◆ Short task ◆
Write out all the lines again, precisely as they stand, but without the images.

◆ Provided information ◆
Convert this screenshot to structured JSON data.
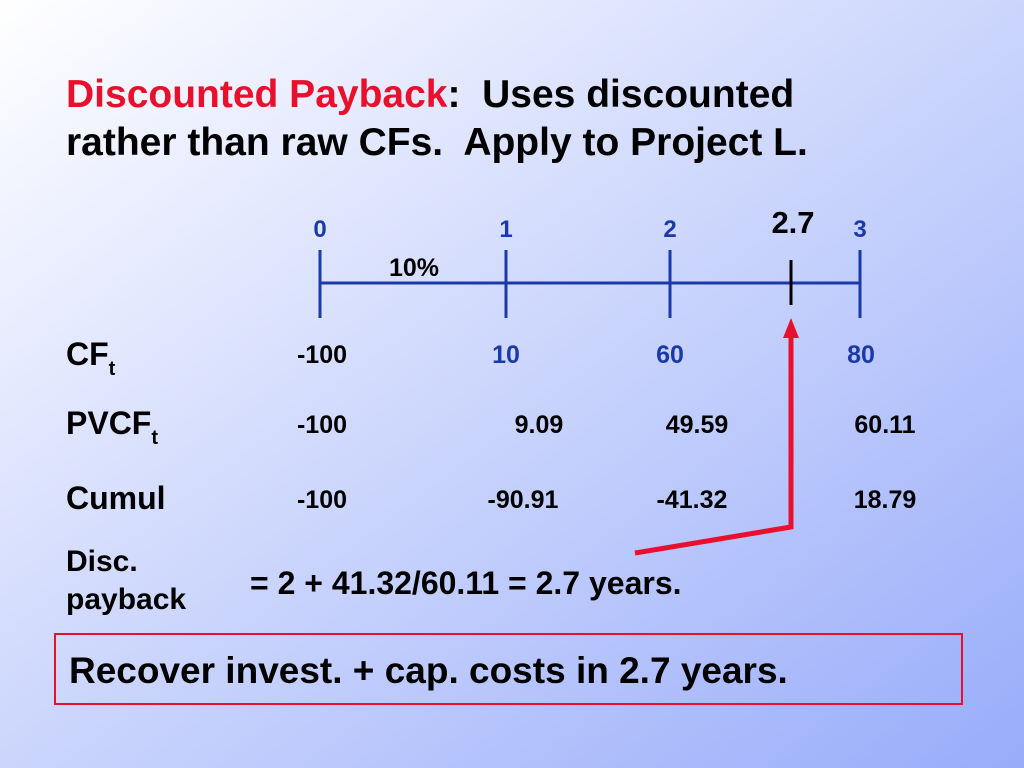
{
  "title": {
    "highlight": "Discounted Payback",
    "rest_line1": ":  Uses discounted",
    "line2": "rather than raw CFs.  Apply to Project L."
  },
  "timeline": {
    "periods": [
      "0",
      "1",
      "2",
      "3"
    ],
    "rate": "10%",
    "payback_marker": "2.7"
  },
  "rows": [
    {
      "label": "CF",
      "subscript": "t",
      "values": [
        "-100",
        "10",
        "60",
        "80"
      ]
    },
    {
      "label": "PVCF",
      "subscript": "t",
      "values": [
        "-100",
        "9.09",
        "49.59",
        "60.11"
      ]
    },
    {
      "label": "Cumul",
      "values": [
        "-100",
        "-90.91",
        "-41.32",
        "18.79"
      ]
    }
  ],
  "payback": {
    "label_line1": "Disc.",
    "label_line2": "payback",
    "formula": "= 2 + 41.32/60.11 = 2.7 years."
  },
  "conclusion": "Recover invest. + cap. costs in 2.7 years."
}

◆ The completed task ◆
Convert this screenshot to structured JSON data.
{
  "title": {
    "highlight": "Discounted Payback",
    "rest_line1": ":  Uses discounted",
    "line2": "rather than raw CFs.  Apply to Project L."
  },
  "timeline": {
    "periods": [
      "0",
      "1",
      "2",
      "3"
    ],
    "rate": "10%",
    "payback_marker": "2.7"
  },
  "rows": [
    {
      "label": "CF",
      "subscript": "t",
      "values": [
        "-100",
        "10",
        "60",
        "80"
      ]
    },
    {
      "label": "PVCF",
      "subscript": "t",
      "values": [
        "-100",
        "9.09",
        "49.59",
        "60.11"
      ]
    },
    {
      "label": "Cumul",
      "values": [
        "-100",
        "-90.91",
        "-41.32",
        "18.79"
      ]
    }
  ],
  "payback": {
    "label_line1": "Disc.",
    "label_line2": "payback",
    "formula": "= 2 + 41.32/60.11 = 2.7 years."
  },
  "conclusion": "Recover invest. + cap. costs in 2.7 years."
}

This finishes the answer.